**Problem statement:** Transcribe the records below exactly, leaving out any pictures.

==== Records ====

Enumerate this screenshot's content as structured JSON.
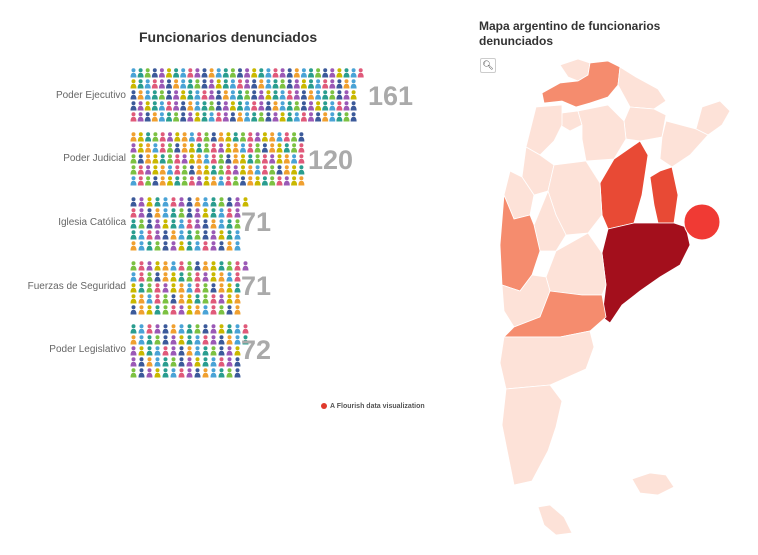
{
  "left_chart": {
    "title": "Funcionarios denunciados"
  },
  "map": {
    "title": "Mapa argentino de funcionarios denunciados",
    "zoom_icon": "search-icon"
  },
  "credit": "A Flourish data visualization",
  "colors": {
    "dot": "#e8312a",
    "icon_palette": [
      "#4aa3d6",
      "#7cc142",
      "#9b59b6",
      "#f0a030",
      "#2a9d8f",
      "#e05a7a",
      "#3c5a9a",
      "#c9b800"
    ],
    "choropleth": [
      "#fde2d8",
      "#f58c6e",
      "#e84a35",
      "#a30f1c"
    ]
  },
  "chart_data": {
    "type": "pictogram",
    "title": "Funcionarios denunciados",
    "categories": [
      "Poder Ejecutivo",
      "Poder Judicial",
      "Iglesia Católica",
      "Fuerzas de Seguridad",
      "Poder Legislativo"
    ],
    "values": [
      161,
      120,
      71,
      71,
      72
    ],
    "labels": {
      "rows": [
        {
          "name": "Poder Ejecutivo",
          "value": "161"
        },
        {
          "name": "Poder Judicial",
          "value": "120"
        },
        {
          "name": "Iglesia Católica",
          "value": "71"
        },
        {
          "name": "Fuerzas de Seguridad",
          "value": "71"
        },
        {
          "name": "Poder Legislativo",
          "value": "72"
        }
      ]
    }
  }
}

====

**Finished answer:**
Enumerate this screenshot's content as structured JSON.
{
  "left_chart": {
    "title": "Funcionarios denunciados"
  },
  "map": {
    "title": "Mapa argentino de funcionarios denunciados",
    "zoom_icon": "search-icon"
  },
  "credit": "A Flourish data visualization",
  "colors": {
    "dot": "#e8312a",
    "icon_palette": [
      "#4aa3d6",
      "#7cc142",
      "#9b59b6",
      "#f0a030",
      "#2a9d8f",
      "#e05a7a",
      "#3c5a9a",
      "#c9b800"
    ],
    "choropleth": [
      "#fde2d8",
      "#f58c6e",
      "#e84a35",
      "#a30f1c"
    ]
  },
  "chart_data": {
    "type": "pictogram",
    "title": "Funcionarios denunciados",
    "categories": [
      "Poder Ejecutivo",
      "Poder Judicial",
      "Iglesia Católica",
      "Fuerzas de Seguridad",
      "Poder Legislativo"
    ],
    "values": [
      161,
      120,
      71,
      71,
      72
    ],
    "labels": {
      "rows": [
        {
          "name": "Poder Ejecutivo",
          "value": "161"
        },
        {
          "name": "Poder Judicial",
          "value": "120"
        },
        {
          "name": "Iglesia Católica",
          "value": "71"
        },
        {
          "name": "Fuerzas de Seguridad",
          "value": "71"
        },
        {
          "name": "Poder Legislativo",
          "value": "72"
        }
      ]
    }
  }
}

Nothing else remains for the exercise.